## start Given records
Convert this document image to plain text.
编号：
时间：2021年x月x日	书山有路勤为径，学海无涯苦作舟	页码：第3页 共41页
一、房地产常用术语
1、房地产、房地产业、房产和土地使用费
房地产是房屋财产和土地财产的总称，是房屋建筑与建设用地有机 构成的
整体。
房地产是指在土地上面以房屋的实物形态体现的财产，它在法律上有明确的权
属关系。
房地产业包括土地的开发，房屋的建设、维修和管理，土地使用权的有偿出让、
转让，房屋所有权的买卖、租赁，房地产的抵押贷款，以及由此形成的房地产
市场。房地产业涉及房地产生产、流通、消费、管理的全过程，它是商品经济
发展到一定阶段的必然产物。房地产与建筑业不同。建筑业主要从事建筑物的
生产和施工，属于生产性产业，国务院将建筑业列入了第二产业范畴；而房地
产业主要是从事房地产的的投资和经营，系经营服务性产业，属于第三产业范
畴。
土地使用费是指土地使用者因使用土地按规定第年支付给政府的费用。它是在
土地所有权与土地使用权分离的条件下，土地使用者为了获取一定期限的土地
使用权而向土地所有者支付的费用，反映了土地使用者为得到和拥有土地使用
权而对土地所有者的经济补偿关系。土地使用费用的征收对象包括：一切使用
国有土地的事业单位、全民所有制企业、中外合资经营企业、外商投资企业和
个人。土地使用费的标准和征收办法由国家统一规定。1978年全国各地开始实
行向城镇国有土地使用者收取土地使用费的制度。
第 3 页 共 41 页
## end Given records
Retype the whole listing, matching it exactly.

Convert this document image to plain text.
编号：
时间：2021年x月x日	书山有路勤为径，学海无涯苦作舟	页码：第3页 共41页
一、房地产常用术语
1、房地产、房地产业、房产和土地使用费
房地产是房屋财产和土地财产的总称，是房屋建筑与建设用地有机 构成的
整体。
房地产是指在土地上面以房屋的实物形态体现的财产，它在法律上有明确的权
属关系。
房地产业包括土地的开发，房屋的建设、维修和管理，土地使用权的有偿出让、
转让，房屋所有权的买卖、租赁，房地产的抵押贷款，以及由此形成的房地产
市场。房地产业涉及房地产生产、流通、消费、管理的全过程，它是商品经济
发展到一定阶段的必然产物。房地产与建筑业不同。建筑业主要从事建筑物的
生产和施工，属于生产性产业，国务院将建筑业列入了第二产业范畴；而房地
产业主要是从事房地产的的投资和经营，系经营服务性产业，属于第三产业范
畴。
土地使用费是指土地使用者因使用土地按规定第年支付给政府的费用。它是在
土地所有权与土地使用权分离的条件下，土地使用者为了获取一定期限的土地
使用权而向土地所有者支付的费用，反映了土地使用者为得到和拥有土地使用
权而对土地所有者的经济补偿关系。土地使用费用的征收对象包括：一切使用
国有土地的事业单位、全民所有制企业、中外合资经营企业、外商投资企业和
个人。土地使用费的标准和征收办法由国家统一规定。1978年全国各地开始实
行向城镇国有土地使用者收取土地使用费的制度。
第 3 页 共 41 页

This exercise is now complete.